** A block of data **
-----
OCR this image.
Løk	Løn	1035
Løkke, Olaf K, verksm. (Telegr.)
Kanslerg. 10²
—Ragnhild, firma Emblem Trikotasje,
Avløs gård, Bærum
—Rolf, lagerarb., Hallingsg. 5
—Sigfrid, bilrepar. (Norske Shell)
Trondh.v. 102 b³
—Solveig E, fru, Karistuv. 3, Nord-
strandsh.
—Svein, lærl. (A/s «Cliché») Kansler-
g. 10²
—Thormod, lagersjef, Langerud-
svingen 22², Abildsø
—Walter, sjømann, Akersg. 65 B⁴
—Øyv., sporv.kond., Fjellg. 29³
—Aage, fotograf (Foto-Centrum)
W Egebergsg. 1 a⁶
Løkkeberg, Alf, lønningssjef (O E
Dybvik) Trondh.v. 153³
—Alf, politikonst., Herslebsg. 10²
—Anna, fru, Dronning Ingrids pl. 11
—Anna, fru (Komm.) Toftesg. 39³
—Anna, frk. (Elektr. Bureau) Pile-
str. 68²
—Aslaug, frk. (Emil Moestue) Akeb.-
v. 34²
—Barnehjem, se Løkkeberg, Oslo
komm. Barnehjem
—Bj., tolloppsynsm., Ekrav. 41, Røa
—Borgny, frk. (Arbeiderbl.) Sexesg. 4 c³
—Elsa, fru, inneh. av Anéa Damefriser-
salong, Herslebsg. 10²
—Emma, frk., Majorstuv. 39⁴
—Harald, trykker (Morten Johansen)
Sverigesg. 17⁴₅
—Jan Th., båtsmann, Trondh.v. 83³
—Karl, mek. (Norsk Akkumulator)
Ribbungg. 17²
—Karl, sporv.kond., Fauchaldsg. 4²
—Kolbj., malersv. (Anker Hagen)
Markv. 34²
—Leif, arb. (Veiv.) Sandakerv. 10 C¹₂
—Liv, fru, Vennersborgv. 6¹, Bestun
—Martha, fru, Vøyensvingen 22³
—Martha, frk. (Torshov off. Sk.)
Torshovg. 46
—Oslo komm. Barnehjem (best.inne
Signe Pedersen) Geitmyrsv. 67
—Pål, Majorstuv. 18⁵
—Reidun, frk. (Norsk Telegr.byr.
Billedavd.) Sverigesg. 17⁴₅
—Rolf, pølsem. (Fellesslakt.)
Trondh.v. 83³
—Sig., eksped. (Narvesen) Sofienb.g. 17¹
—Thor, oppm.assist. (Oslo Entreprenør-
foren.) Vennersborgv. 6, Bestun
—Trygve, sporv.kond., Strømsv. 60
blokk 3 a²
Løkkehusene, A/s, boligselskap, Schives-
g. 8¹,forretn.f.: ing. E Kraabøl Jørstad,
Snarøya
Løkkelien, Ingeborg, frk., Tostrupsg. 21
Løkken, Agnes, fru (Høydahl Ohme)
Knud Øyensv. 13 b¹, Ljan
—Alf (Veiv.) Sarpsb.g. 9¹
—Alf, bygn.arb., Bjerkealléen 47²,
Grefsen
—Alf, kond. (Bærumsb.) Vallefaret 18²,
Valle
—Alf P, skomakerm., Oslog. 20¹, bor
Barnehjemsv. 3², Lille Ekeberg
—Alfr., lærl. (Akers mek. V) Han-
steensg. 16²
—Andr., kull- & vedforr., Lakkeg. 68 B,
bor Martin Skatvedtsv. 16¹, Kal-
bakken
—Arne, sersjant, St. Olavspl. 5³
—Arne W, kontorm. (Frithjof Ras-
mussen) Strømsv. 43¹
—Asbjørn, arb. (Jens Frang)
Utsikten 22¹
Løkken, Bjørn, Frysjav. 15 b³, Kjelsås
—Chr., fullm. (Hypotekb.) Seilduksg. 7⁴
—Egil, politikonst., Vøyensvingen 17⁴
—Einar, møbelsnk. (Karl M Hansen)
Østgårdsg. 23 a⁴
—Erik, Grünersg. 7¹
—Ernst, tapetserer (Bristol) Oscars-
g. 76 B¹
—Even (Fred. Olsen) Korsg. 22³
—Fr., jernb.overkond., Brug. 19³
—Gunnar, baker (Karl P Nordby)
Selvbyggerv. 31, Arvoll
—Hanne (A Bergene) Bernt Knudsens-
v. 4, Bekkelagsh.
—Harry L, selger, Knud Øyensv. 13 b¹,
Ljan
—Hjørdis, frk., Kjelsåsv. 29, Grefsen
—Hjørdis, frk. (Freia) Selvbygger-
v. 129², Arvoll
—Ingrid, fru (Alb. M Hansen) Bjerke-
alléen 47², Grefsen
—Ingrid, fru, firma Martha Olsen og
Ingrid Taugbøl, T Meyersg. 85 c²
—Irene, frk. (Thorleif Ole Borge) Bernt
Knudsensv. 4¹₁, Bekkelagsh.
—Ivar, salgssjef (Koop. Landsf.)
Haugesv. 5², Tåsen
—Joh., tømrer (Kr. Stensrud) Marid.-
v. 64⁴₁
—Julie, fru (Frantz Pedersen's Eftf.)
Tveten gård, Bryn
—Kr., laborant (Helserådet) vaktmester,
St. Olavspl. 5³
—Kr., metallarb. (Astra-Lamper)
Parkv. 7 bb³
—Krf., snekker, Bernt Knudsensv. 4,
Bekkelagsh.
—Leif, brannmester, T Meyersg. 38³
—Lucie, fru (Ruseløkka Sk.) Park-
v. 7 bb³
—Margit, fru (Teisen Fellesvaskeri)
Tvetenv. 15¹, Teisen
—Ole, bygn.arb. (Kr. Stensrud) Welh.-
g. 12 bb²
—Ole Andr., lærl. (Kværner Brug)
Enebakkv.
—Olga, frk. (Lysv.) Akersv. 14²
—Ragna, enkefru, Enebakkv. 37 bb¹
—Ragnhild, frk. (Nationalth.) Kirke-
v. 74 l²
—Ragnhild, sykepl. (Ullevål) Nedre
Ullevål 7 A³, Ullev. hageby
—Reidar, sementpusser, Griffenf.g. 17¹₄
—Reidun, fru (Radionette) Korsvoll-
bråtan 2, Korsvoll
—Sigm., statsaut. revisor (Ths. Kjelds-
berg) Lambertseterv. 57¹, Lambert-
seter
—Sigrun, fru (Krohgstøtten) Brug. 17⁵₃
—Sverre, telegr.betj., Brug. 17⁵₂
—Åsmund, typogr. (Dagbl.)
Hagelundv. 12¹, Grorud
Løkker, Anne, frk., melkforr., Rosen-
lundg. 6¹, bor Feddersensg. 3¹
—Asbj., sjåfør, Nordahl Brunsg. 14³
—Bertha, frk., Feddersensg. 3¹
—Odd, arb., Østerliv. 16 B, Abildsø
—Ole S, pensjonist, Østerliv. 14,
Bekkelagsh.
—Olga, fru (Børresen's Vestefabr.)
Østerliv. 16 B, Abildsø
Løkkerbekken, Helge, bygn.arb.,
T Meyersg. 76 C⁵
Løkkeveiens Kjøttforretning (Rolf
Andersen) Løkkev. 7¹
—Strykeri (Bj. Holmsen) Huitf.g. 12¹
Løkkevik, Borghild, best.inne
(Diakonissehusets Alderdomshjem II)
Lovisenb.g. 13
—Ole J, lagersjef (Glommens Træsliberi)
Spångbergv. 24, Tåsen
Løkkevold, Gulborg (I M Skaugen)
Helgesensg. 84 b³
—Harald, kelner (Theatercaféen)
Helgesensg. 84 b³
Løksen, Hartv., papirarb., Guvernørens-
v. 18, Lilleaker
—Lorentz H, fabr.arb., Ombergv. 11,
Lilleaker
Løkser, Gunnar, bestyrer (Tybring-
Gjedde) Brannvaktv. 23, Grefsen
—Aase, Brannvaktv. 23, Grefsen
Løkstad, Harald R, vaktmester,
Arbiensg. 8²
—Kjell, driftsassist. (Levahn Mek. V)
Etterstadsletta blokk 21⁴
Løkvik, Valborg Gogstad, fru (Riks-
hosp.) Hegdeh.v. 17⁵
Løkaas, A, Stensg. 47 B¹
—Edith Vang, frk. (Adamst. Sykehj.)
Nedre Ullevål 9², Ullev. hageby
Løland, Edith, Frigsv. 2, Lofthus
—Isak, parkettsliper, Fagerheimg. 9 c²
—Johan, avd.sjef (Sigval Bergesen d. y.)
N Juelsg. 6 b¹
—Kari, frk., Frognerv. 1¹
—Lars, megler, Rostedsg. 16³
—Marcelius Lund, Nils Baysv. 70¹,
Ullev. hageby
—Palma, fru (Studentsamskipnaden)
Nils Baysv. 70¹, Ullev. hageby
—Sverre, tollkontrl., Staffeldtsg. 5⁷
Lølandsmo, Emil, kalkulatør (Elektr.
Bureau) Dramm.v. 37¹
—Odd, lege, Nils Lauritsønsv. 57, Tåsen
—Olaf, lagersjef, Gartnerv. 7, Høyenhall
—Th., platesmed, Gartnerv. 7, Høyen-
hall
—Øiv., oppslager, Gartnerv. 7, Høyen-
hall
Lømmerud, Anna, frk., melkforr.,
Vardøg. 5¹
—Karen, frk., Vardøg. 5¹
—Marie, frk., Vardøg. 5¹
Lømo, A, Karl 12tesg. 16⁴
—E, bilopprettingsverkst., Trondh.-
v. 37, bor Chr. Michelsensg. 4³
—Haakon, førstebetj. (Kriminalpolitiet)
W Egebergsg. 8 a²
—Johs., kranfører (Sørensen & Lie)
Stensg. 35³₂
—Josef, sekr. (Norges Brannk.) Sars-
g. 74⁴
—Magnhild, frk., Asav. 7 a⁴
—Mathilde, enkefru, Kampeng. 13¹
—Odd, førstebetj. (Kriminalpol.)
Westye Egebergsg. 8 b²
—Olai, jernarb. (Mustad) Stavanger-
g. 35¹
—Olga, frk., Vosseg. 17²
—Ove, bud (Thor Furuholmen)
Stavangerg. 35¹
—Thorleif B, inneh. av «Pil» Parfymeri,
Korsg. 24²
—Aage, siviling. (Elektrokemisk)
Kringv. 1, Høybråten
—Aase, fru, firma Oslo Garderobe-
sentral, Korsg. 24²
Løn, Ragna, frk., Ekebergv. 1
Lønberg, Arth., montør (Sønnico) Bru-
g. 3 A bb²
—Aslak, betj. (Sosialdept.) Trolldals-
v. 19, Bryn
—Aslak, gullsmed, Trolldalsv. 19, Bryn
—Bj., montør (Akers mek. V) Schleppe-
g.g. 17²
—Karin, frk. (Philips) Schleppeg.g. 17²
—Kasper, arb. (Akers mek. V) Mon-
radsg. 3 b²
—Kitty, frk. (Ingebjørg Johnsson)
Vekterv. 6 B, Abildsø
-----
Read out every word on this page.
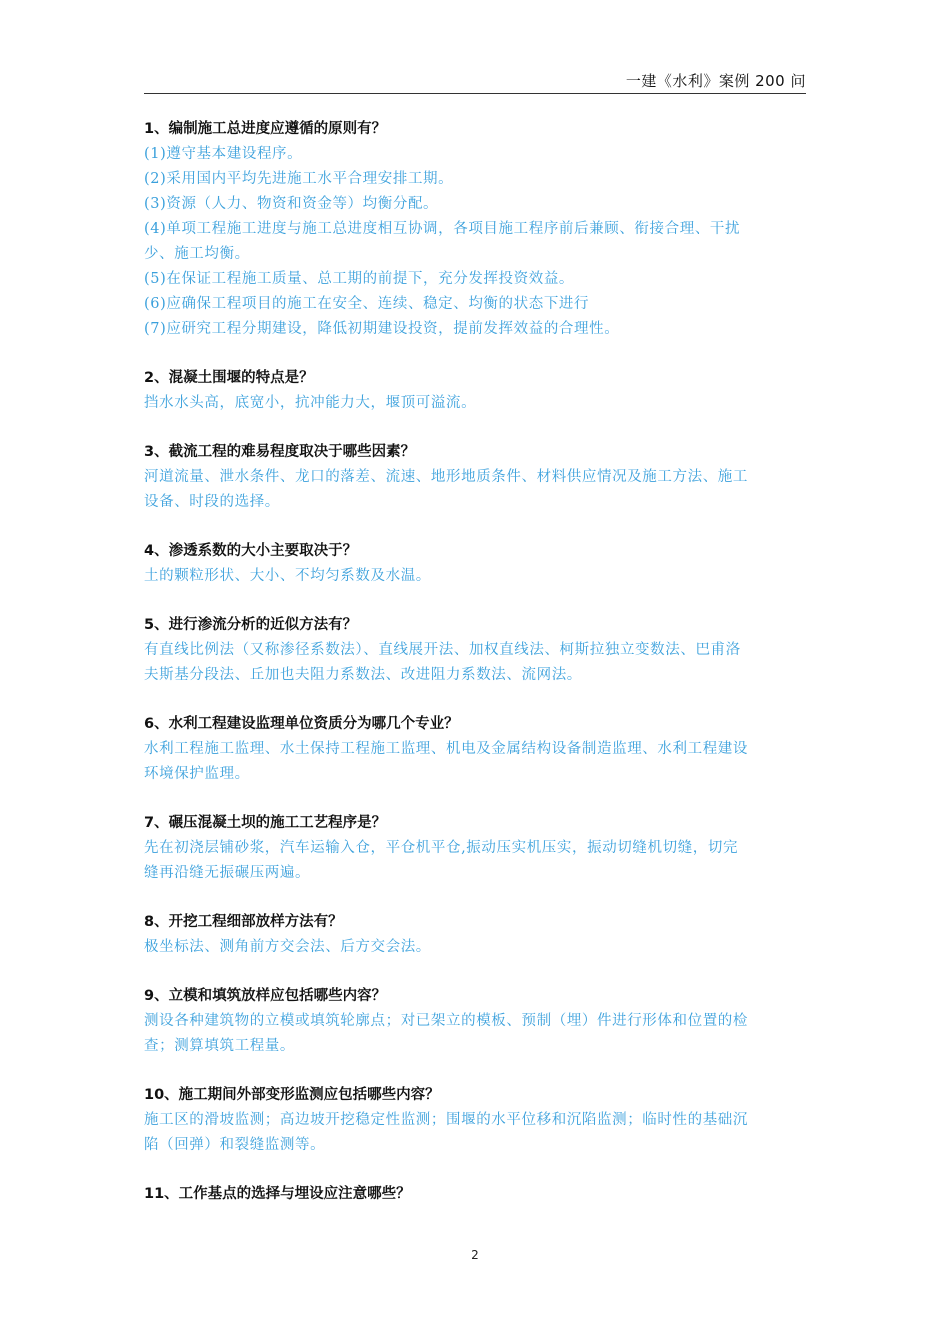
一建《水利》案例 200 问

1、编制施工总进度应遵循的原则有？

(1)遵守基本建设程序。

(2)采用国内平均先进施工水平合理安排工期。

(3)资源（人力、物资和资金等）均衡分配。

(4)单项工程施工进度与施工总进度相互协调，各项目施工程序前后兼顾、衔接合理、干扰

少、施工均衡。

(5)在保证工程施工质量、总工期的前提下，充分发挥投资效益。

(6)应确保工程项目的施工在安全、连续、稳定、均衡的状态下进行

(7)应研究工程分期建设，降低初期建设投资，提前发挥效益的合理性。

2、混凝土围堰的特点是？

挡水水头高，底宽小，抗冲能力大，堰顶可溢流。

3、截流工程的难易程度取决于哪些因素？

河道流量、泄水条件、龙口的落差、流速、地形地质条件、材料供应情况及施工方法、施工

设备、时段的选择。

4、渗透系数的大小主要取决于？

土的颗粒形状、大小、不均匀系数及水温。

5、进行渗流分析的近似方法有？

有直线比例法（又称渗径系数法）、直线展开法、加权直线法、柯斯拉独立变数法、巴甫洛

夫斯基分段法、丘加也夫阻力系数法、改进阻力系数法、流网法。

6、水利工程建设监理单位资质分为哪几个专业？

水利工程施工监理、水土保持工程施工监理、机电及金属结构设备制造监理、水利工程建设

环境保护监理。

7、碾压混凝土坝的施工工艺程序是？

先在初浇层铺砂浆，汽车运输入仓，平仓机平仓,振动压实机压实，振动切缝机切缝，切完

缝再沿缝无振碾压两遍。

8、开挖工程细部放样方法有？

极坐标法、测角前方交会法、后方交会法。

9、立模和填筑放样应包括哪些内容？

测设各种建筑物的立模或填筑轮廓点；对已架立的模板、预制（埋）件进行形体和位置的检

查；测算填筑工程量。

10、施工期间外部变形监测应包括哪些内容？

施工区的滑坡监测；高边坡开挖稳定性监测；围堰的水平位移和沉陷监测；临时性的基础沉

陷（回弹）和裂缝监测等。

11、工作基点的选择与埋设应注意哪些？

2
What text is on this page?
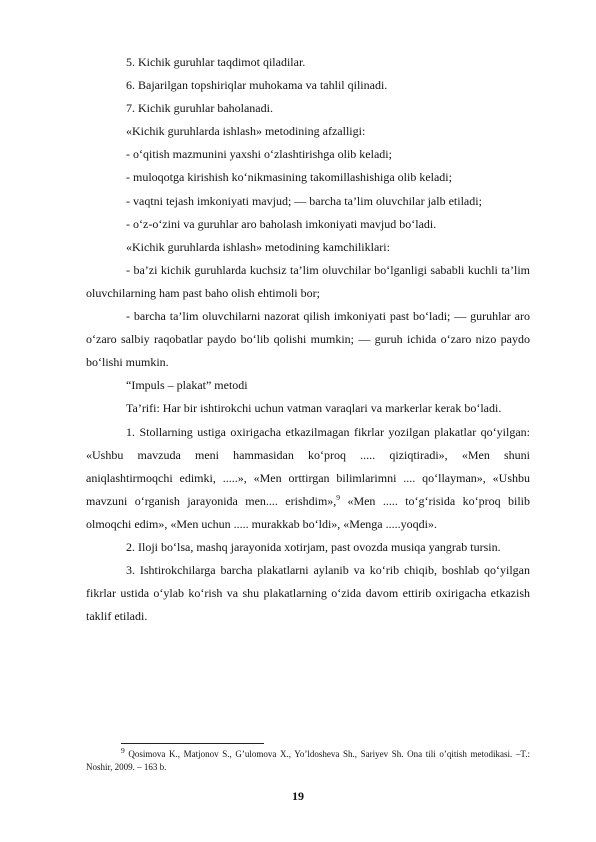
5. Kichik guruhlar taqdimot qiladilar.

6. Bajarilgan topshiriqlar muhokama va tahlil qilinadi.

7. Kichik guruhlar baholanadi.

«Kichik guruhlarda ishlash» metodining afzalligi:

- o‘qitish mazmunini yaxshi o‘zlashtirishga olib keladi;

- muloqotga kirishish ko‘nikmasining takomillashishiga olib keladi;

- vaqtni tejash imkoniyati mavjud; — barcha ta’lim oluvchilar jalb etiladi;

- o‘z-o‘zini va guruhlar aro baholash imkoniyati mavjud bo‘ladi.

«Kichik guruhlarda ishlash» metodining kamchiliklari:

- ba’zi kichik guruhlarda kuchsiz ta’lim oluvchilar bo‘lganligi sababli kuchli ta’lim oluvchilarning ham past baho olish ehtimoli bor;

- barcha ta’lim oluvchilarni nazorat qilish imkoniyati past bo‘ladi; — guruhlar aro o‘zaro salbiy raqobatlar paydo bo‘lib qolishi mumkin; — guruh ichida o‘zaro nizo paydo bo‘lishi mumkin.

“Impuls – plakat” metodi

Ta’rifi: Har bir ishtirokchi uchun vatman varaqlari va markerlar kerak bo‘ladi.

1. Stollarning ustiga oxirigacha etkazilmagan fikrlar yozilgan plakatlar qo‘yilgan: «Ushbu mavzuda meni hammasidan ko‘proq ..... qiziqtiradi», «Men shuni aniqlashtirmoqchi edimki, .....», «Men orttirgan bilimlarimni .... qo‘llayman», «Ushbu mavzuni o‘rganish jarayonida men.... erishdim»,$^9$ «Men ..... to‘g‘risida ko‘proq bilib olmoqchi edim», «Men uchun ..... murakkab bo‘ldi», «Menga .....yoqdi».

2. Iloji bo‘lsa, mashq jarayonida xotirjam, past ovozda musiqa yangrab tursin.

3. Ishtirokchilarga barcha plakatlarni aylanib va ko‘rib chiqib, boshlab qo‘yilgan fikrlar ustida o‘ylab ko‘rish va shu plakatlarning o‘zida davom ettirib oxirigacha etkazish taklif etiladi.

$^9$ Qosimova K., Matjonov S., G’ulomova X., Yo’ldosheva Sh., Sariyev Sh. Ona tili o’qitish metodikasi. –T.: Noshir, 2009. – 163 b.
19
-----
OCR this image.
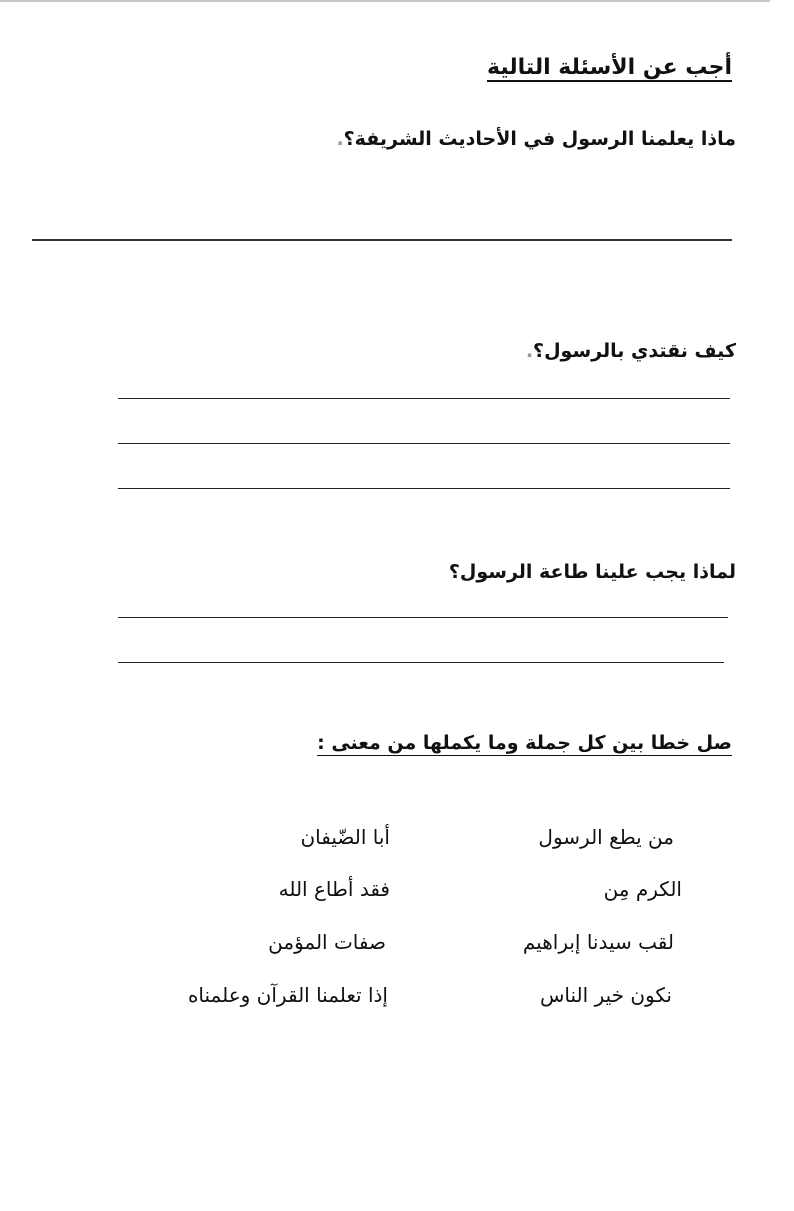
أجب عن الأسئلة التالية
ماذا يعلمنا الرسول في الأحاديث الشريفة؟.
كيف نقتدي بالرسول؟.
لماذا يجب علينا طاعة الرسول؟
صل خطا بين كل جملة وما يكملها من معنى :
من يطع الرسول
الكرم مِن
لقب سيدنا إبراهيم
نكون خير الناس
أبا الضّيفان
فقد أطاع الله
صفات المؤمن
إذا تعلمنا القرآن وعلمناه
-----
** DIRECTIVE **
Search the records for the word "page" and copy every line where it occurs.

** RESPONSE TO THIS TASK **
Read out every word on this page.
What text is on this page?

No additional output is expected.